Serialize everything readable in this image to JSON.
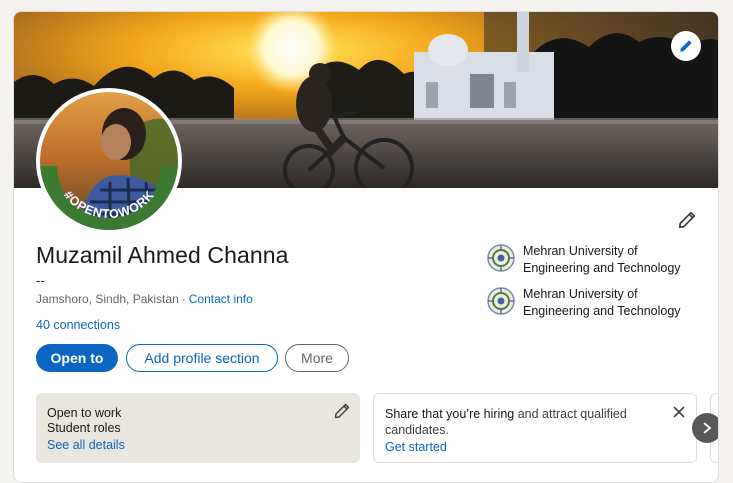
{
  "profile": {
    "name": "Muzamil Ahmed Channa",
    "headline": "--",
    "location": "Jamshoro, Sindh, Pakistan",
    "location_separator": "·",
    "contact_info_label": "Contact info",
    "connections": "40 connections",
    "open_to_work_frame_text": "#OPENTOWORK"
  },
  "actions": {
    "open_to_label": "Open to",
    "add_section_label": "Add profile section",
    "more_label": "More"
  },
  "education": [
    {
      "name_line1": "Mehran University of",
      "name_line2": "Engineering and Technology"
    },
    {
      "name_line1": "Mehran University of",
      "name_line2": "Engineering and Technology"
    }
  ],
  "open_to_work_card": {
    "title": "Open to work",
    "subtitle": "Student roles",
    "link": "See all details"
  },
  "hiring_card": {
    "text_bold": "Share that you’re hiring",
    "text_rest": " and attract qualified candidates.",
    "link": "Get started"
  },
  "icons": {
    "cover_edit": "pencil-icon",
    "intro_edit": "pencil-icon",
    "otw_edit": "pencil-icon",
    "hire_close": "close-icon",
    "carousel_next": "chevron-right-icon"
  },
  "colors": {
    "accent": "#0a66c2",
    "open_to_work_green": "#3b7a31",
    "card_bg": "#ffffff",
    "otw_card_bg": "#e9e5df"
  }
}
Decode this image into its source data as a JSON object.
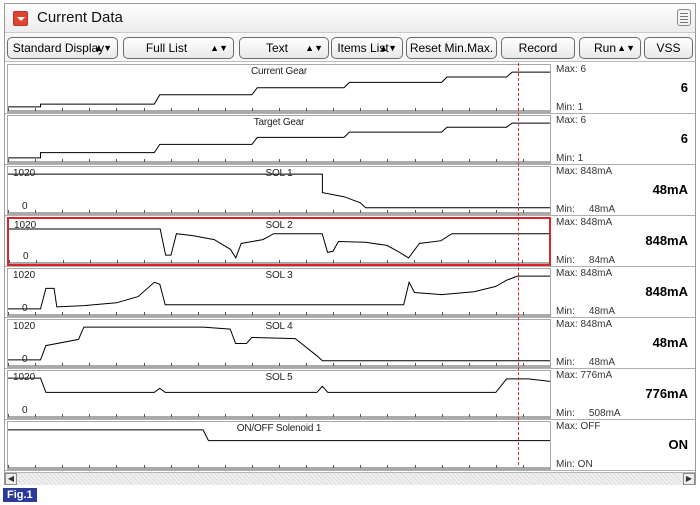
{
  "window": {
    "title": "Current Data"
  },
  "toolbar": {
    "buttons": [
      {
        "label": "Standard Display",
        "dropdown": true
      },
      {
        "label": "Full List",
        "dropdown": true
      },
      {
        "label": "Text",
        "dropdown": true
      },
      {
        "label": "Items List",
        "dropdown": true
      },
      {
        "label": "Reset Min.Max.",
        "dropdown": false
      },
      {
        "label": "Record",
        "dropdown": false
      },
      {
        "label": "Run",
        "dropdown": true
      },
      {
        "label": "VSS",
        "dropdown": false
      }
    ]
  },
  "graphs": [
    {
      "name": "Current Gear",
      "axis_top": "",
      "axis_bottom": "",
      "max": "Max: 6",
      "min": "Min: 1",
      "current": "6",
      "selected": false,
      "trace": [
        [
          0,
          0.95
        ],
        [
          0.06,
          0.95
        ],
        [
          0.06,
          0.88
        ],
        [
          0.27,
          0.88
        ],
        [
          0.28,
          0.65
        ],
        [
          0.45,
          0.65
        ],
        [
          0.46,
          0.48
        ],
        [
          0.62,
          0.48
        ],
        [
          0.63,
          0.35
        ],
        [
          0.8,
          0.35
        ],
        [
          0.81,
          0.22
        ],
        [
          0.92,
          0.22
        ],
        [
          0.93,
          0.1
        ],
        [
          1,
          0.1
        ]
      ]
    },
    {
      "name": "Target Gear",
      "axis_top": "",
      "axis_bottom": "",
      "max": "Max: 6",
      "min": "Min: 1",
      "current": "6",
      "selected": false,
      "trace": [
        [
          0,
          0.95
        ],
        [
          0.06,
          0.95
        ],
        [
          0.06,
          0.82
        ],
        [
          0.27,
          0.82
        ],
        [
          0.28,
          0.62
        ],
        [
          0.45,
          0.62
        ],
        [
          0.46,
          0.45
        ],
        [
          0.62,
          0.45
        ],
        [
          0.63,
          0.32
        ],
        [
          0.8,
          0.32
        ],
        [
          0.81,
          0.2
        ],
        [
          0.92,
          0.2
        ],
        [
          0.93,
          0.1
        ],
        [
          1,
          0.1
        ]
      ]
    },
    {
      "name": "SOL 1",
      "axis_top": "1020",
      "axis_bottom": "0",
      "max": "Max:   848mA",
      "min": "Min:",
      "min_value": "48mA",
      "current": "48mA",
      "selected": false,
      "trace": [
        [
          0,
          0.1
        ],
        [
          0.58,
          0.1
        ],
        [
          0.58,
          0.55
        ],
        [
          0.62,
          0.65
        ],
        [
          0.65,
          0.8
        ],
        [
          0.66,
          0.92
        ],
        [
          1,
          0.92
        ]
      ]
    },
    {
      "name": "SOL 2",
      "axis_top": "1020",
      "axis_bottom": "0",
      "max": "Max:   848mA",
      "min": "Min:",
      "min_value": "84mA",
      "current": "848mA",
      "selected": true,
      "trace": [
        [
          0,
          0.18
        ],
        [
          0.28,
          0.18
        ],
        [
          0.29,
          0.85
        ],
        [
          0.3,
          0.85
        ],
        [
          0.31,
          0.3
        ],
        [
          0.34,
          0.35
        ],
        [
          0.38,
          0.45
        ],
        [
          0.41,
          0.7
        ],
        [
          0.42,
          0.92
        ],
        [
          0.43,
          0.55
        ],
        [
          0.47,
          0.45
        ],
        [
          0.48,
          0.38
        ],
        [
          0.49,
          0.3
        ],
        [
          0.58,
          0.3
        ],
        [
          0.59,
          0.78
        ],
        [
          0.6,
          0.75
        ],
        [
          0.61,
          0.5
        ],
        [
          0.66,
          0.52
        ],
        [
          0.7,
          0.6
        ],
        [
          0.72,
          0.75
        ],
        [
          0.74,
          0.92
        ],
        [
          0.76,
          0.55
        ],
        [
          0.8,
          0.48
        ],
        [
          0.82,
          0.3
        ],
        [
          1,
          0.3
        ]
      ]
    },
    {
      "name": "SOL 3",
      "axis_top": "1020",
      "axis_bottom": "0",
      "max": "Max:   848mA",
      "min": "Min:",
      "min_value": "48mA",
      "current": "848mA",
      "selected": false,
      "trace": [
        [
          0,
          0.9
        ],
        [
          0.06,
          0.9
        ],
        [
          0.07,
          0.4
        ],
        [
          0.085,
          0.4
        ],
        [
          0.09,
          0.85
        ],
        [
          0.14,
          0.82
        ],
        [
          0.2,
          0.75
        ],
        [
          0.24,
          0.6
        ],
        [
          0.27,
          0.25
        ],
        [
          0.28,
          0.3
        ],
        [
          0.29,
          0.8
        ],
        [
          0.73,
          0.8
        ],
        [
          0.74,
          0.25
        ],
        [
          0.75,
          0.5
        ],
        [
          0.8,
          0.55
        ],
        [
          0.86,
          0.48
        ],
        [
          0.9,
          0.35
        ],
        [
          0.92,
          0.2
        ],
        [
          0.94,
          0.1
        ],
        [
          1,
          0.1
        ]
      ]
    },
    {
      "name": "SOL 4",
      "axis_top": "1020",
      "axis_bottom": "0",
      "max": "Max:   848mA",
      "min": "Min:",
      "min_value": "48mA",
      "current": "48mA",
      "selected": false,
      "trace": [
        [
          0,
          0.9
        ],
        [
          0.06,
          0.9
        ],
        [
          0.07,
          0.55
        ],
        [
          0.13,
          0.4
        ],
        [
          0.14,
          0.1
        ],
        [
          0.36,
          0.1
        ],
        [
          0.41,
          0.15
        ],
        [
          0.42,
          0.5
        ],
        [
          0.44,
          0.5
        ],
        [
          0.45,
          0.35
        ],
        [
          0.53,
          0.38
        ],
        [
          0.57,
          0.8
        ],
        [
          0.58,
          0.92
        ],
        [
          1,
          0.92
        ]
      ]
    },
    {
      "name": "SOL 5",
      "axis_top": "1020",
      "axis_bottom": "0",
      "max": "Max:   776mA",
      "min": "Min:",
      "min_value": "508mA",
      "current": "776mA",
      "selected": false,
      "trace": [
        [
          0,
          0.1
        ],
        [
          0.06,
          0.1
        ],
        [
          0.07,
          0.45
        ],
        [
          0.27,
          0.45
        ],
        [
          0.28,
          0.35
        ],
        [
          0.29,
          0.45
        ],
        [
          0.57,
          0.45
        ],
        [
          0.58,
          0.3
        ],
        [
          0.59,
          0.45
        ],
        [
          0.9,
          0.45
        ],
        [
          0.92,
          0.12
        ],
        [
          0.96,
          0.12
        ],
        [
          1,
          0.18
        ]
      ]
    },
    {
      "name": "ON/OFF Solenoid 1",
      "axis_top": "",
      "axis_bottom": "",
      "max": "Max: OFF",
      "min": "Min: ON",
      "current": "ON",
      "selected": false,
      "trace": [
        [
          0,
          0.12
        ],
        [
          0.36,
          0.12
        ],
        [
          0.37,
          0.38
        ],
        [
          1,
          0.38
        ]
      ]
    }
  ],
  "figure_label": "Fig.1",
  "colors": {
    "accent": "#d7262b",
    "figure_label_bg": "#2a3a9a",
    "trace": "#000000"
  },
  "icons": {
    "collapse": "collapse-arrow-icon",
    "menu": "list-menu-icon",
    "scroll_left": "scroll-left-icon",
    "scroll_right": "scroll-right-icon"
  }
}
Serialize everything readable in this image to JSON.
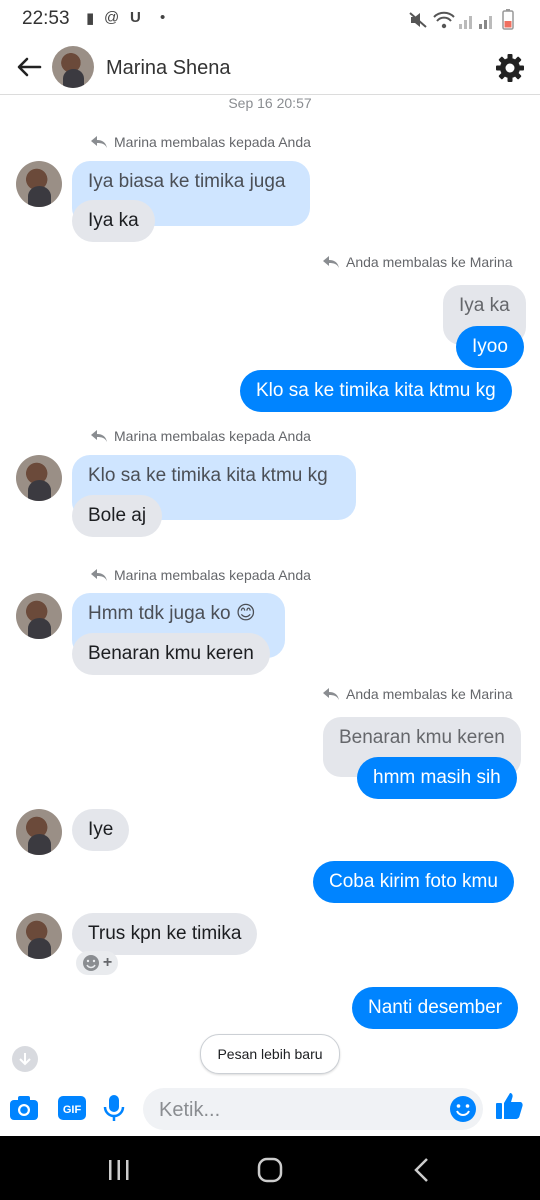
{
  "status_bar": {
    "time": "22:53"
  },
  "header": {
    "contact_name": "Marina Shena"
  },
  "chat": {
    "timestamp": "Sep 16 20:57",
    "reply_marina": "Marina membalas kepada Anda",
    "reply_anda": "Anda membalas ke Marina",
    "m1_quote": "Iya biasa ke timika juga",
    "m1_text": "Iya ka",
    "m2_quote": "Iya ka",
    "m2_text1": "Iyoo",
    "m2_text2": "Klo sa ke timika kita ktmu kg",
    "m3_quote": "Klo sa ke timika kita ktmu kg",
    "m3_text": "Bole aj",
    "m4_quote": "Hmm tdk juga ko 😊",
    "m4_text": "Benaran kmu keren",
    "m5_quote": "Benaran kmu keren",
    "m5_text": "hmm masih sih",
    "m6_text": "Iye",
    "m7_text": "Coba kirim foto kmu",
    "m8_text": "Trus kpn ke timika",
    "m9_text": "Nanti desember",
    "newer_button": "Pesan lebih baru"
  },
  "composer": {
    "placeholder": "Ketik..."
  },
  "colors": {
    "accent": "#0084ff",
    "quote_in": "#cfe5ff",
    "bubble_in": "#e4e6eb"
  }
}
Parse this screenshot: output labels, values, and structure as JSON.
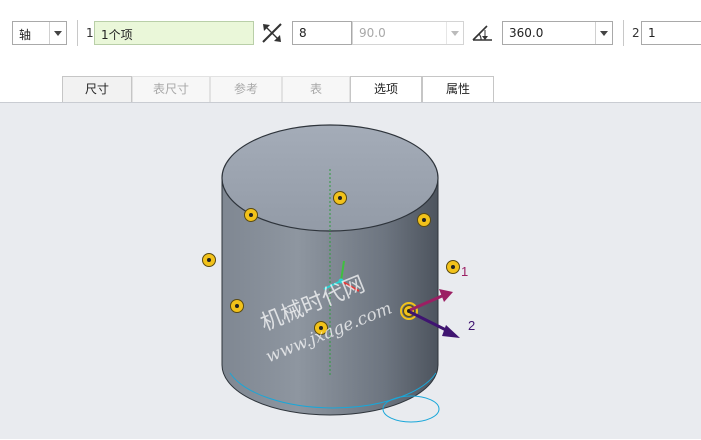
{
  "toolbar": {
    "type_select": "轴",
    "ref_index": "1",
    "ref_value": "1个项",
    "count_value": "8",
    "angle_increment": "90.0",
    "total_angle": "360.0",
    "second_index": "2",
    "second_value": "1"
  },
  "tabs": [
    {
      "label": "尺寸",
      "enabled": true
    },
    {
      "label": "表尺寸",
      "enabled": false
    },
    {
      "label": "参考",
      "enabled": false
    },
    {
      "label": "表",
      "enabled": false
    },
    {
      "label": "选项",
      "enabled": true
    },
    {
      "label": "属性",
      "enabled": true
    }
  ],
  "canvas": {
    "direction_label_1": "1",
    "direction_label_2": "2",
    "watermark_line1": "机械时代网",
    "watermark_line2": "www.jxage.com"
  },
  "colors": {
    "field_highlight": "#eaf7d9",
    "cylinder_top": "#9aa3ae",
    "cylinder_side": "#7d8590",
    "marker_yellow": "#f2c21a",
    "arrow_1": "#9b1f63",
    "arrow_2": "#3f1470",
    "axis_green": "#2e9a3e",
    "sketch_cyan": "#19a7d9"
  }
}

———

Stated task >>
Wherever the string "ktmu" appears in the entries above, list that line.

Task output >>
    "m2_text2": "Klo sa ke timika kita ktmu kg",
    "m3_quote": "Klo sa ke timika kita ktmu kg",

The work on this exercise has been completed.